• Extracted entries

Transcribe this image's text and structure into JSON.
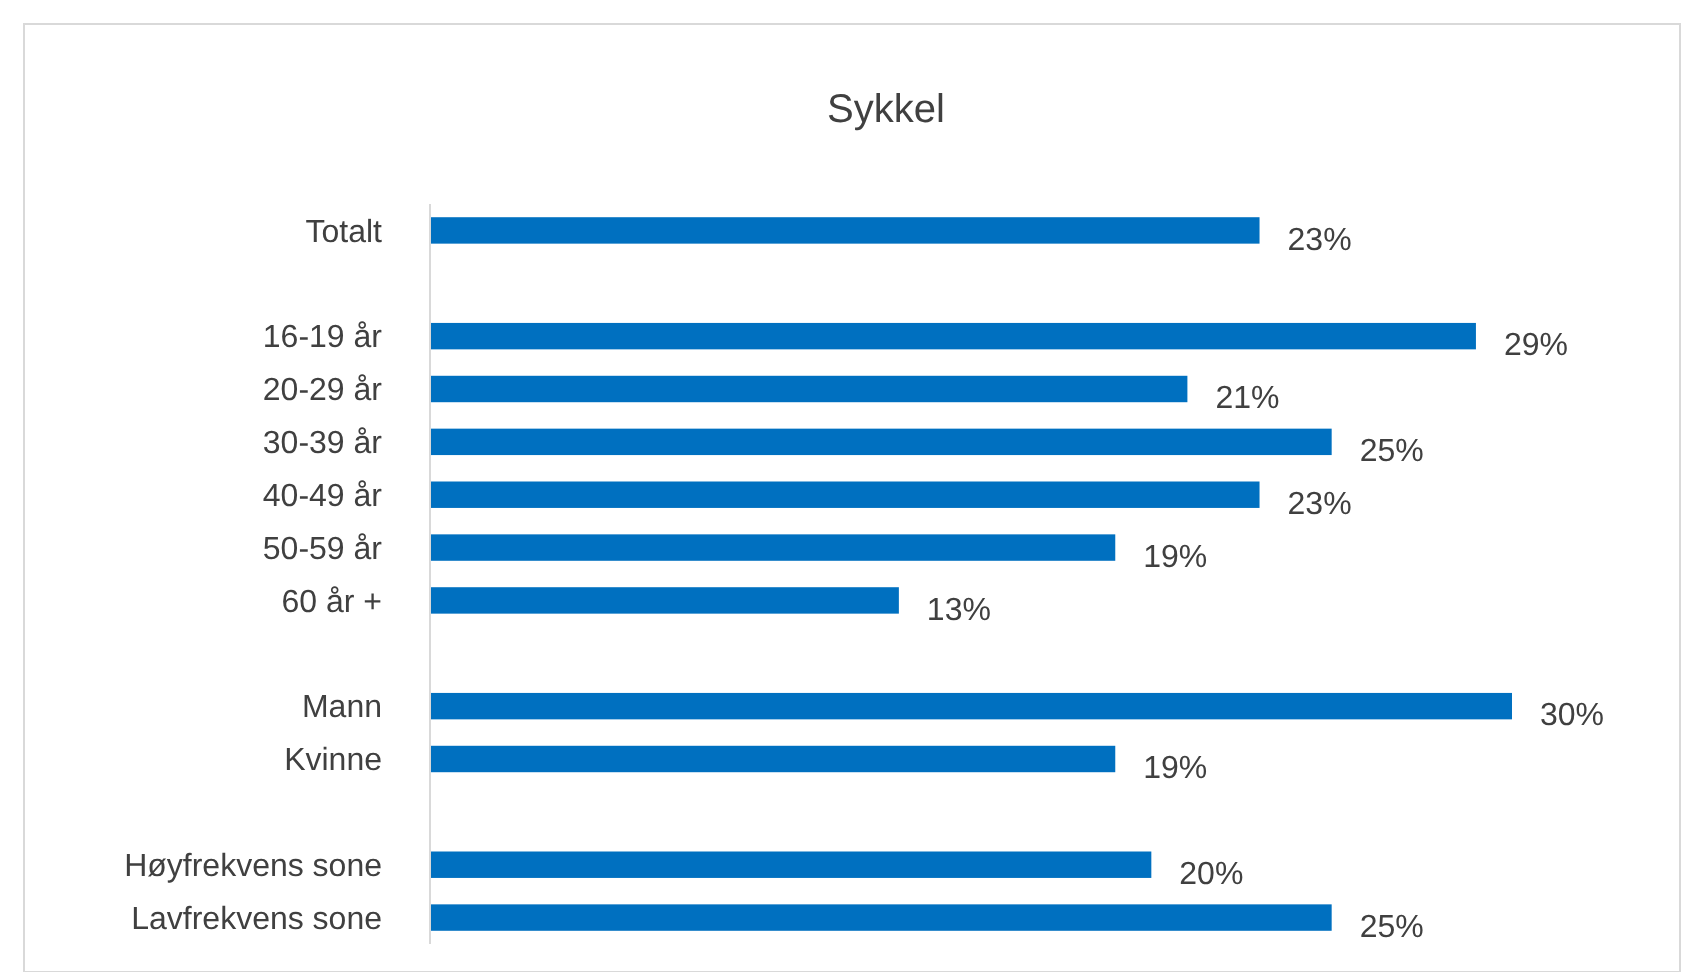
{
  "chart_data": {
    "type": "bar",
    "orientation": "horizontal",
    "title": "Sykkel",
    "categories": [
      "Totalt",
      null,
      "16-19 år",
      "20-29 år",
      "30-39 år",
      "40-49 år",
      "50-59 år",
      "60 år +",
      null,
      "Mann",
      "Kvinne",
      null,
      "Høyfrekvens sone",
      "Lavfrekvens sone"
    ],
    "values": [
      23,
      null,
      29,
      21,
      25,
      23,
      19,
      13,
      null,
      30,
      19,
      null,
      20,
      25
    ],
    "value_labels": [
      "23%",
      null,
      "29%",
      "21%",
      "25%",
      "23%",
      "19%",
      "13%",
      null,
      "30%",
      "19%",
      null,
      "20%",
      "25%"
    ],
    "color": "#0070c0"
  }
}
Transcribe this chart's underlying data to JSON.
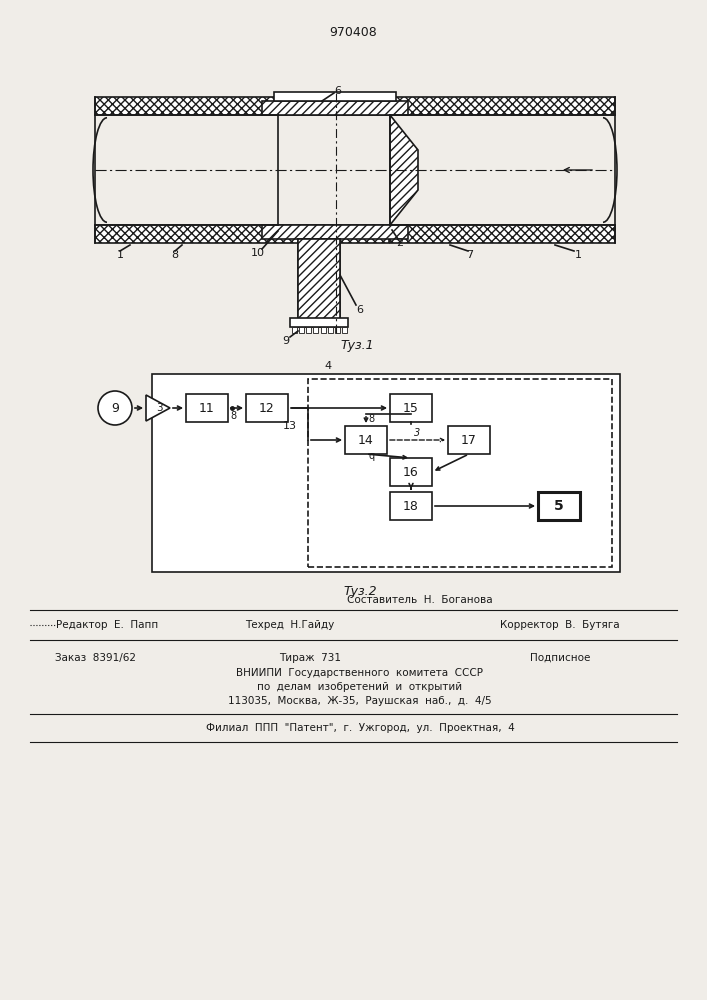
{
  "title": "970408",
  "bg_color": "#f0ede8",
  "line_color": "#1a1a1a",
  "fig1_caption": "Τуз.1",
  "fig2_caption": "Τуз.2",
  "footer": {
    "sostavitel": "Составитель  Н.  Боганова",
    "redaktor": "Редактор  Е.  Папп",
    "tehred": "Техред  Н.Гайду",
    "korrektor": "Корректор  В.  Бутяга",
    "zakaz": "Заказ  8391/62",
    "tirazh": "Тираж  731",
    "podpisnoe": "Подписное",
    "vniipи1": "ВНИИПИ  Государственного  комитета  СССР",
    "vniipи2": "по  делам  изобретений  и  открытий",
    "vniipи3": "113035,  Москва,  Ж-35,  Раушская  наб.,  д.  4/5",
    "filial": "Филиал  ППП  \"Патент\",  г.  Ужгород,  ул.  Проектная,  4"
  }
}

* * *

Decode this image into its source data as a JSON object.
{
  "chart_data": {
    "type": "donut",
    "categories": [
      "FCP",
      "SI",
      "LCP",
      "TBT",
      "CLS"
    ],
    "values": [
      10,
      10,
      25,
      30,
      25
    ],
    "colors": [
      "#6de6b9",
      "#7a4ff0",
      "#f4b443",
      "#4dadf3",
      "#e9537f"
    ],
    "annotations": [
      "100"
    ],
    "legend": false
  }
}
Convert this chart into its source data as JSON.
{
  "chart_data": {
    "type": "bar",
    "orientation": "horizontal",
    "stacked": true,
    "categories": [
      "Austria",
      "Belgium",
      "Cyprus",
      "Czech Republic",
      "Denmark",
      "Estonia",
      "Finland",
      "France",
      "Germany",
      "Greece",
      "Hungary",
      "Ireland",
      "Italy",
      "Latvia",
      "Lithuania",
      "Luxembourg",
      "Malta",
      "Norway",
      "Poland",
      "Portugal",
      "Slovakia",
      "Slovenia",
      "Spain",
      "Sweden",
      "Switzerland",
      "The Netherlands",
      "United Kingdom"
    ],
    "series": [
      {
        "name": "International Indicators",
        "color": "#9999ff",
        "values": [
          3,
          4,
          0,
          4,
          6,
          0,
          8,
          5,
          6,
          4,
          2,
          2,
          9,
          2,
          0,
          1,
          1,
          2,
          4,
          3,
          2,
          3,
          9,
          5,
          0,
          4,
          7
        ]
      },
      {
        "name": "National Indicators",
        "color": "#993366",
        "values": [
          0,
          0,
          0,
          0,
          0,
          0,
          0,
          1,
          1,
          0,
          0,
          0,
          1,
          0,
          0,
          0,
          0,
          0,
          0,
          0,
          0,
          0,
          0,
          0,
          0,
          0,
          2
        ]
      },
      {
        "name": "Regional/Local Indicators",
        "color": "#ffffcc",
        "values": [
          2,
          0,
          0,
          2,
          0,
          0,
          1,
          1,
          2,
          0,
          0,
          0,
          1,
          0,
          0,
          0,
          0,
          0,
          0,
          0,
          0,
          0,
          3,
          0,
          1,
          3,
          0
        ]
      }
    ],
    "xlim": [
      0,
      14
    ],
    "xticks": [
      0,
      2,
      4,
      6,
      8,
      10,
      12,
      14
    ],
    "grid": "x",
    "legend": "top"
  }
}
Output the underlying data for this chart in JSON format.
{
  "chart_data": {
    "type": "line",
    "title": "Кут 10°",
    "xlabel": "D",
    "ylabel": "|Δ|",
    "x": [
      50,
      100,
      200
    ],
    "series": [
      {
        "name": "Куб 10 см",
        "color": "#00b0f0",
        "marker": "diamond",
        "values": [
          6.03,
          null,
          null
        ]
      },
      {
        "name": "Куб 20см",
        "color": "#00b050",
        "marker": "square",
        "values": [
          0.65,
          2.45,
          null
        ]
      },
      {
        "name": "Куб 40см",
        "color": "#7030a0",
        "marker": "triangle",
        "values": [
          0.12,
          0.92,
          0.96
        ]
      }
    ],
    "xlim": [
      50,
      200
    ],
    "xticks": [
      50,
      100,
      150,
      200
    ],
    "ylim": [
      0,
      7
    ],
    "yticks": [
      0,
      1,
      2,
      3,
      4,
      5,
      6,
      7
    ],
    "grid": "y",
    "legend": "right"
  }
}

• Exercise goal
From the entries above, copy each line holding "into".

• Solution
Transcribe this image's text and structure into JSON.
Decode this image into its source data as a JSON object.
Convert this chart into its source data as JSON.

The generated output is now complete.